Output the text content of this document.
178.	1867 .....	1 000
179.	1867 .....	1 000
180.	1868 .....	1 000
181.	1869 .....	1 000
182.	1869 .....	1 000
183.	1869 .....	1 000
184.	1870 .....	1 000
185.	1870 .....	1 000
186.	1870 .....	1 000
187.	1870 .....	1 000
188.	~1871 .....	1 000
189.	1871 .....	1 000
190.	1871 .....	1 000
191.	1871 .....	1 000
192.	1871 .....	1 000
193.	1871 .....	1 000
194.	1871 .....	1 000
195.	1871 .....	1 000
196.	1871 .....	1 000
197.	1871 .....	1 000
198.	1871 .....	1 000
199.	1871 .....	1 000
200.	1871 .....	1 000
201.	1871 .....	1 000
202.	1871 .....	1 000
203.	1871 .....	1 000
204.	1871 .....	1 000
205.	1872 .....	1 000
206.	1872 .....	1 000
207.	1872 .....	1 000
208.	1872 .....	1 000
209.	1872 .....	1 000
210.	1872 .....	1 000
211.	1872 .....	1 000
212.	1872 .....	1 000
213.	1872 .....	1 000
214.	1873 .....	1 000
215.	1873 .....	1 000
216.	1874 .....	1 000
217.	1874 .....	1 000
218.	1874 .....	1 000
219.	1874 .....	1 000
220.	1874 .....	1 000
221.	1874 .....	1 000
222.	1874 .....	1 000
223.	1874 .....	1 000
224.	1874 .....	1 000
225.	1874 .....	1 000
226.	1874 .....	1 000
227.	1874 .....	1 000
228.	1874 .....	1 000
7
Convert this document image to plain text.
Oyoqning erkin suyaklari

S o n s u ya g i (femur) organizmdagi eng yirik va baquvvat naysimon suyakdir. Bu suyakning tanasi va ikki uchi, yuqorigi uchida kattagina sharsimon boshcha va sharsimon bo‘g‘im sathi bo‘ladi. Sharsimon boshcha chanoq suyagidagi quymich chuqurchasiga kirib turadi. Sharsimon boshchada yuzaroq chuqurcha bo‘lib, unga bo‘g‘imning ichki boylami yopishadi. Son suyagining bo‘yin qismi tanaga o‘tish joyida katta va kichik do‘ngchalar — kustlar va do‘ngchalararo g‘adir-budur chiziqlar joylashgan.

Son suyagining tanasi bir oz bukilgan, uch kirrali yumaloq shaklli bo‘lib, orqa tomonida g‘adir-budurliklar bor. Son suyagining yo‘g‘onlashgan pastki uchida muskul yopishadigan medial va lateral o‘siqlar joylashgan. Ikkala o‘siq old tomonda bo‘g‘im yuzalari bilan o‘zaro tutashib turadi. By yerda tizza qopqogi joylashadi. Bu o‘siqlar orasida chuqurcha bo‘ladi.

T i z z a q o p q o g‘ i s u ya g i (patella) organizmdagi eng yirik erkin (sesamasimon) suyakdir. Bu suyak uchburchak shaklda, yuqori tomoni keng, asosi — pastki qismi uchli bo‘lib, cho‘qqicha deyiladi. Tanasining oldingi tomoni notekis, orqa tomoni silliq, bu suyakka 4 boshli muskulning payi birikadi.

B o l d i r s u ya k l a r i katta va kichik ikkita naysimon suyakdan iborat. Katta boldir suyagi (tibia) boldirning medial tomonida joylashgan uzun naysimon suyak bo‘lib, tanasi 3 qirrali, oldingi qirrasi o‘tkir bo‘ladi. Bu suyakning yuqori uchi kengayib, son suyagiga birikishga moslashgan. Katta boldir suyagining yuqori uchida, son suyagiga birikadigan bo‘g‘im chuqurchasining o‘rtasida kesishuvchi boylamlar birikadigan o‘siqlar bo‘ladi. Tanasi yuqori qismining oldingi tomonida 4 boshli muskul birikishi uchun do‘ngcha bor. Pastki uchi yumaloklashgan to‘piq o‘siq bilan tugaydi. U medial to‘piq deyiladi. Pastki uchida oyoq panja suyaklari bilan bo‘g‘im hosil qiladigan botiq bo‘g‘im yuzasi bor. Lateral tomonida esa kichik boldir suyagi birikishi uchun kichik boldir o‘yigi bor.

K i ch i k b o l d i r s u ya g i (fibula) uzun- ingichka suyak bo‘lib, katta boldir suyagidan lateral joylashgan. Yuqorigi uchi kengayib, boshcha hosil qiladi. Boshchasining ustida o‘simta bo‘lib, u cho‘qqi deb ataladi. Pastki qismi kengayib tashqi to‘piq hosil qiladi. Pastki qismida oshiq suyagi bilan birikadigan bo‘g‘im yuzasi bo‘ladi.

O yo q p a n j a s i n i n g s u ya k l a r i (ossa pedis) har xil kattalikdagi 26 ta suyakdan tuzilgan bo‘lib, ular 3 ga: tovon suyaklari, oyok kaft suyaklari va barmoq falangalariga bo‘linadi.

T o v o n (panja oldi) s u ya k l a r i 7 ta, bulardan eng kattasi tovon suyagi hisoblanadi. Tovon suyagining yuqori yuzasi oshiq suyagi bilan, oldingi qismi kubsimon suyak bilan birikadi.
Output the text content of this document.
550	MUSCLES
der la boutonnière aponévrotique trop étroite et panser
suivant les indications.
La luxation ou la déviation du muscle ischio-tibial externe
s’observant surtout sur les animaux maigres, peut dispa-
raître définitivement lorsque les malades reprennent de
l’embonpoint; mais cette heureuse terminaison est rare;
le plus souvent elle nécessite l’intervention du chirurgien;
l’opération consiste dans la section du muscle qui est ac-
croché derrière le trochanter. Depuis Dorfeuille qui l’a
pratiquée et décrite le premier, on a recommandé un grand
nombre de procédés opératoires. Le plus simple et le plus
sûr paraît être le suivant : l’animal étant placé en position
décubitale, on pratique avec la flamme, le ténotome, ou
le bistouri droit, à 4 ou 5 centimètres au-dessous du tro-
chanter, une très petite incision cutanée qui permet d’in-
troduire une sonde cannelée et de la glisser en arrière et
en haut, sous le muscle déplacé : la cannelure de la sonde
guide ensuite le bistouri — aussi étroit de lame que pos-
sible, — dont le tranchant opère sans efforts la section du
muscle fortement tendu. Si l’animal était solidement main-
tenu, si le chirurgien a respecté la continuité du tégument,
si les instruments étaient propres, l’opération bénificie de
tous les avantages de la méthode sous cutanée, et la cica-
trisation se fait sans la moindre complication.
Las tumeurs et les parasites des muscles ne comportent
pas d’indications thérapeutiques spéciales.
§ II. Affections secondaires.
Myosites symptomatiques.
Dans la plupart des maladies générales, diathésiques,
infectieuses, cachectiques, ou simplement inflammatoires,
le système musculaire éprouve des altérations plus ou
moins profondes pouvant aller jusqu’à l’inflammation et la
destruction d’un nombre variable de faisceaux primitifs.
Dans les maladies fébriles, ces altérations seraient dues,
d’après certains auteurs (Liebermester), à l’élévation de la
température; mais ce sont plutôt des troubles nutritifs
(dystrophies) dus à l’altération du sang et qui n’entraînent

--- Problem details ---
Restate each record exactly as written.

--- Answer to this exercise ---
Output the text content of this document.
178.	1867 .....	1 000
179.	1867 .....	1 000
180.	1868 .....	1 000
181.	1869 .....	1 000
182.	1869 .....	1 000
183.	1869 .....	1 000
184.	1870 .....	1 000
185.	1870 .....	1 000
186.	1870 .....	1 000
187.	1870 .....	1 000
188.	~1871 .....	1 000
189.	1871 .....	1 000
190.	1871 .....	1 000
191.	1871 .....	1 000
192.	1871 .....	1 000
193.	1871 .....	1 000
194.	1871 .....	1 000
195.	1871 .....	1 000
196.	1871 .....	1 000
197.	1871 .....	1 000
198.	1871 .....	1 000
199.	1871 .....	1 000
200.	1871 .....	1 000
201.	1871 .....	1 000
202.	1871 .....	1 000
203.	1871 .....	1 000
204.	1871 .....	1 000
205.	1872 .....	1 000
206.	1872 .....	1 000
207.	1872 .....	1 000
208.	1872 .....	1 000
209.	1872 .....	1 000
210.	1872 .....	1 000
211.	1872 .....	1 000
212.	1872 .....	1 000
213.	1872 .....	1 000
214.	1873 .....	1 000
215.	1873 .....	1 000
216.	1874 .....	1 000
217.	1874 .....	1 000
218.	1874 .....	1 000
219.	1874 .....	1 000
220.	1874 .....	1 000
221.	1874 .....	1 000
222.	1874 .....	1 000
223.	1874 .....	1 000
224.	1874 .....	1 000
225.	1874 .....	1 000
226.	1874 .....	1 000
227.	1874 .....	1 000
228.	1874 .....	1 000
7
Convert this document image to plain text.
Oyoqning erkin suyaklari

S o n s u ya g i (femur) organizmdagi eng yirik va baquvvat naysimon suyakdir. Bu suyakning tanasi va ikki uchi, yuqorigi uchida kattagina sharsimon boshcha va sharsimon bo‘g‘im sathi bo‘ladi. Sharsimon boshcha chanoq suyagidagi quymich chuqurchasiga kirib turadi. Sharsimon boshchada yuzaroq chuqurcha bo‘lib, unga bo‘g‘imning ichki boylami yopishadi. Son suyagining bo‘yin qismi tanaga o‘tish joyida katta va kichik do‘ngchalar — kustlar va do‘ngchalararo g‘adir-budur chiziqlar joylashgan.

Son suyagining tanasi bir oz bukilgan, uch kirrali yumaloq shaklli bo‘lib, orqa tomonida g‘adir-budurliklar bor. Son suyagining yo‘g‘onlashgan pastki uchida muskul yopishadigan medial va lateral o‘siqlar joylashgan. Ikkala o‘siq old tomonda bo‘g‘im yuzalari bilan o‘zaro tutashib turadi. By yerda tizza qopqogi joylashadi. Bu o‘siqlar orasida chuqurcha bo‘ladi.

T i z z a q o p q o g‘ i s u ya g i (patella) organizmdagi eng yirik erkin (sesamasimon) suyakdir. Bu suyak uchburchak shaklda, yuqori tomoni keng, asosi — pastki qismi uchli bo‘lib, cho‘qqicha deyiladi. Tanasining oldingi tomoni notekis, orqa tomoni silliq, bu suyakka 4 boshli muskulning payi birikadi.

B o l d i r s u ya k l a r i katta va kichik ikkita naysimon suyakdan iborat. Katta boldir suyagi (tibia) boldirning medial tomonida joylashgan uzun naysimon suyak bo‘lib, tanasi 3 qirrali, oldingi qirrasi o‘tkir bo‘ladi. Bu suyakning yuqori uchi kengayib, son suyagiga birikishga moslashgan. Katta boldir suyagining yuqori uchida, son suyagiga birikadigan bo‘g‘im chuqurchasining o‘rtasida kesishuvchi boylamlar birikadigan o‘siqlar bo‘ladi. Tanasi yuqori qismining oldingi tomonida 4 boshli muskul birikishi uchun do‘ngcha bor. Pastki uchi yumaloklashgan to‘piq o‘siq bilan tugaydi. U medial to‘piq deyiladi. Pastki uchida oyoq panja suyaklari bilan bo‘g‘im hosil qiladigan botiq bo‘g‘im yuzasi bor. Lateral tomonida esa kichik boldir suyagi birikishi uchun kichik boldir o‘yigi bor.

K i ch i k b o l d i r s u ya g i (fibula) uzun- ingichka suyak bo‘lib, katta boldir suyagidan lateral joylashgan. Yuqorigi uchi kengayib, boshcha hosil qiladi. Boshchasining ustida o‘simta bo‘lib, u cho‘qqi deb ataladi. Pastki qismi kengayib tashqi to‘piq hosil qiladi. Pastki qismida oshiq suyagi bilan birikadigan bo‘g‘im yuzasi bo‘ladi.

O yo q p a n j a s i n i n g s u ya k l a r i (ossa pedis) har xil kattalikdagi 26 ta suyakdan tuzilgan bo‘lib, ular 3 ga: tovon suyaklari, oyok kaft suyaklari va barmoq falangalariga bo‘linadi.

T o v o n (panja oldi) s u ya k l a r i 7 ta, bulardan eng kattasi tovon suyagi hisoblanadi. Tovon suyagining yuqori yuzasi oshiq suyagi bilan, oldingi qismi kubsimon suyak bilan birikadi.
Output the text content of this document.
550	MUSCLES
der la boutonnière aponévrotique trop étroite et panser
suivant les indications.
La luxation ou la déviation du muscle ischio-tibial externe
s’observant surtout sur les animaux maigres, peut dispa-
raître définitivement lorsque les malades reprennent de
l’embonpoint; mais cette heureuse terminaison est rare;
le plus souvent elle nécessite l’intervention du chirurgien;
l’opération consiste dans la section du muscle qui est ac-
croché derrière le trochanter. Depuis Dorfeuille qui l’a
pratiquée et décrite le premier, on a recommandé un grand
nombre de procédés opératoires. Le plus simple et le plus
sûr paraît être le suivant : l’animal étant placé en position
décubitale, on pratique avec la flamme, le ténotome, ou
le bistouri droit, à 4 ou 5 centimètres au-dessous du tro-
chanter, une très petite incision cutanée qui permet d’in-
troduire une sonde cannelée et de la glisser en arrière et
en haut, sous le muscle déplacé : la cannelure de la sonde
guide ensuite le bistouri — aussi étroit de lame que pos-
sible, — dont le tranchant opère sans efforts la section du
muscle fortement tendu. Si l’animal était solidement main-
tenu, si le chirurgien a respecté la continuité du tégument,
si les instruments étaient propres, l’opération bénificie de
tous les avantages de la méthode sous cutanée, et la cica-
trisation se fait sans la moindre complication.
Las tumeurs et les parasites des muscles ne comportent
pas d’indications thérapeutiques spéciales.
§ II. Affections secondaires.
Myosites symptomatiques.
Dans la plupart des maladies générales, diathésiques,
infectieuses, cachectiques, ou simplement inflammatoires,
le système musculaire éprouve des altérations plus ou
moins profondes pouvant aller jusqu’à l’inflammation et la
destruction d’un nombre variable de faisceaux primitifs.
Dans les maladies fébriles, ces altérations seraient dues,
d’après certains auteurs (Liebermester), à l’élévation de la
température; mais ce sont plutôt des troubles nutritifs
(dystrophies) dus à l’altération du sang et qui n’entraînent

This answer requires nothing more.